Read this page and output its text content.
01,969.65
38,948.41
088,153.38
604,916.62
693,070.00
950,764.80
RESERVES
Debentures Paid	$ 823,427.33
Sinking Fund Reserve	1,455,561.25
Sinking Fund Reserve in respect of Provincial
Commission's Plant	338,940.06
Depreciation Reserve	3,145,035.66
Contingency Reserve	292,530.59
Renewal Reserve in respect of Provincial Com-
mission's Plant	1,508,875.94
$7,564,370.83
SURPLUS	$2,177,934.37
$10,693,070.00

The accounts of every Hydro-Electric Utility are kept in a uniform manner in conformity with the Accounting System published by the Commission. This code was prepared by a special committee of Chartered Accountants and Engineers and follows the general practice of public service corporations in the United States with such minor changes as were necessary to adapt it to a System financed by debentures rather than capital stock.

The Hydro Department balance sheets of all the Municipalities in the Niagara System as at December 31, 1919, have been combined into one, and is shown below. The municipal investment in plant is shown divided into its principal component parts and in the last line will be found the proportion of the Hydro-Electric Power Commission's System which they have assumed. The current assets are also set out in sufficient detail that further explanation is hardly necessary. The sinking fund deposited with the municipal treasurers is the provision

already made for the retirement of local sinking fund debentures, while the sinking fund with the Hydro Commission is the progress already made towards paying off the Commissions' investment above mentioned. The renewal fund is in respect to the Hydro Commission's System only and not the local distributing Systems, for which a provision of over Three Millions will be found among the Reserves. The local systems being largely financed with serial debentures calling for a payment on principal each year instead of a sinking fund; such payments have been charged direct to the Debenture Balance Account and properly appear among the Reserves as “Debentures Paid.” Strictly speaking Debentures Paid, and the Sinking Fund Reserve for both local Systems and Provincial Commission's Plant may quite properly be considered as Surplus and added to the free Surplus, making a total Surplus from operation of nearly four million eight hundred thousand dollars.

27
▬▬▬▬▬▬▬▬▬▬
Return the listing above in full, character for character.

Correct answer
Read this page and output its text content.
01,969.65
38,948.41
088,153.38
604,916.62
693,070.00
950,764.80
RESERVES
Debentures Paid	$ 823,427.33
Sinking Fund Reserve	1,455,561.25
Sinking Fund Reserve in respect of Provincial
Commission's Plant	338,940.06
Depreciation Reserve	3,145,035.66
Contingency Reserve	292,530.59
Renewal Reserve in respect of Provincial Com-
mission's Plant	1,508,875.94
$7,564,370.83
SURPLUS	$2,177,934.37
$10,693,070.00

The accounts of every Hydro-Electric Utility are kept in a uniform manner in conformity with the Accounting System published by the Commission. This code was prepared by a special committee of Chartered Accountants and Engineers and follows the general practice of public service corporations in the United States with such minor changes as were necessary to adapt it to a System financed by debentures rather than capital stock.

The Hydro Department balance sheets of all the Municipalities in the Niagara System as at December 31, 1919, have been combined into one, and is shown below. The municipal investment in plant is shown divided into its principal component parts and in the last line will be found the proportion of the Hydro-Electric Power Commission's System which they have assumed. The current assets are also set out in sufficient detail that further explanation is hardly necessary. The sinking fund deposited with the municipal treasurers is the provision

already made for the retirement of local sinking fund debentures, while the sinking fund with the Hydro Commission is the progress already made towards paying off the Commissions' investment above mentioned. The renewal fund is in respect to the Hydro Commission's System only and not the local distributing Systems, for which a provision of over Three Millions will be found among the Reserves. The local systems being largely financed with serial debentures calling for a payment on principal each year instead of a sinking fund; such payments have been charged direct to the Debenture Balance Account and properly appear among the Reserves as “Debentures Paid.” Strictly speaking Debentures Paid, and the Sinking Fund Reserve for both local Systems and Provincial Commission's Plant may quite properly be considered as Surplus and added to the free Surplus, making a total Surplus from operation of nearly four million eight hundred thousand dollars.

27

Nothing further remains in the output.